Document excerpt =
## START

Personal spokesman for the Russian President Dmitry Peskov said of Witkoff’s Putin meeting: “Russian President Vladimir Putin is receiving President Trump’s envoy Steve Witkoff in the Kremlin. This is their fourth personal meeting since February of this year”.
On Friday morning, an explosion took place in the Moscow region of Balashikha. The Kremlin said the blast, a car bomb, killed deputy chief of the Main Operations Directorate of the General Staff of the Russian Armed Forces Major General Yaroslav Moskalik. Britain’s BBC notes that General Moskalik had been highly regarded within the Russian Ministry of Defence as an analytical thinker and that he had previously represented as a negotiator in the Russia at the 2014 Minsk agreements.
That those 2014 negotiations had been a sham and a deliberate ploy by Russia to buy time for its own rearmament to launch a later, larger invasion is a key claim of Ukraine when arguing that Russia cannot be trusted and any new negotiations now are simply a feint. The killed man’s link hence could be seen as lending credence, as expressed by the Guardian newspaper, that this was a Ukraine-directed assassination.
Ukraine has not claimed responsibility for the blast at the time of publication, but it certainly has taken on the political assassination as one of the weapons in its armoury over the course of this war, with car bombs particularly favoured. As previously reported in December 2024 when Ukraine said it had “liquidated” a number of pro-Russian figures, a missile scientist and a Ukrainian prison governor who had supported Moscow:
These assassinations are just the latest in a line of such “liquidations” by the Ukrainian state taking out what it calls traitors and collaborators. Last month, a senior naval officer accused of war crimes was assassinated in Sevastopol, Crimea, also taken out with a car bomb. Russia confirmed the killing, calling it a terrorist attack. As noted at the time: “Russian media reported that the explosion tore off Trankovsky’s legs and he died from blood loss”.
In October, a high-ranking Russian officer involved in the special operations forces was assassinated just days after returning to Moscow from the Ukraine front lines. Nikita Klenkov was shot through his car window by a lurking gunman who was able to escape.
Just days before that, the head of security at the Russian-occupied Zaporizhzhia nuclear power plant was another victim to a Ukrainian car bomb. Kyiv claimed the assassination, calling Andriy Korotkyy a war criminal who had been “involved in the organization and execution of war crimes and repression of Ukrainians under occupation”, making the slaying justified “retribution”.
In April, a Moscow-loyal Ukrainian official “collaborator” in occupied Luhansk who ran the state education agency was killed by a car bomb. He was accused of allowing Russian propaganda into children’s classrooms.
Formerly reasonably mainstream pre-war Ukrainian politicians have been the subject of liquidations too. In December 2023, Ilya Kiva — who had been a member of Parliament in the Ukrainian Rada until the wartime purge of dissenting lawmakers under martial law — was shot in the head. The Ukrainian intelligence services called him a “top traitor, collaborator and propagandist… criminal” and claimed the assassination.
The month before in November 2023 Ukraine also claimed the killing of Mikhail Filiponenko of occupied Luhansk, also a pro-Russian Ukrainian lawmaker. Ukrainian intelligence said: “He was involved in the organization of torture camps in the occupied territories of the Luhansk region, where prisoners of war and civilian hostages were subjected to inhumane torture. Filiponenko himself personally brutally tortured people” and said he was blown up in a car bomb by partisans.
In some cases, the means of collecting intelligence on assassination targets by Ukrainian spies is very characteristically modern. When Russian submarine commander Stanislav Rzhitsky was shot dead while jogging in Krasnodar it is stated he may have been tracked by GPS fitness app Strava.

## END

Source data =
## START

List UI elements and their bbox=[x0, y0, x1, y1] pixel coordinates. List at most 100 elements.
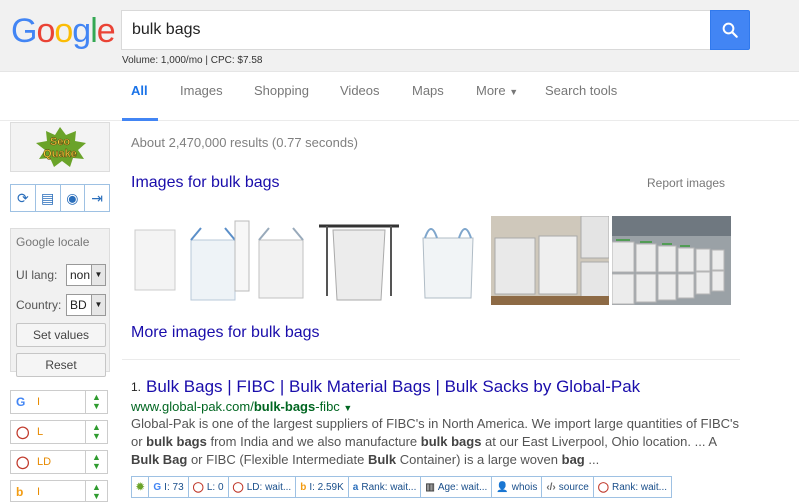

## END

What the task requires = In the article on the Moscow car bombing and other assassinations, how was Nikita Klenkov killed?

Task response = He was shot through his car window by a lurking gunman who was able to escape.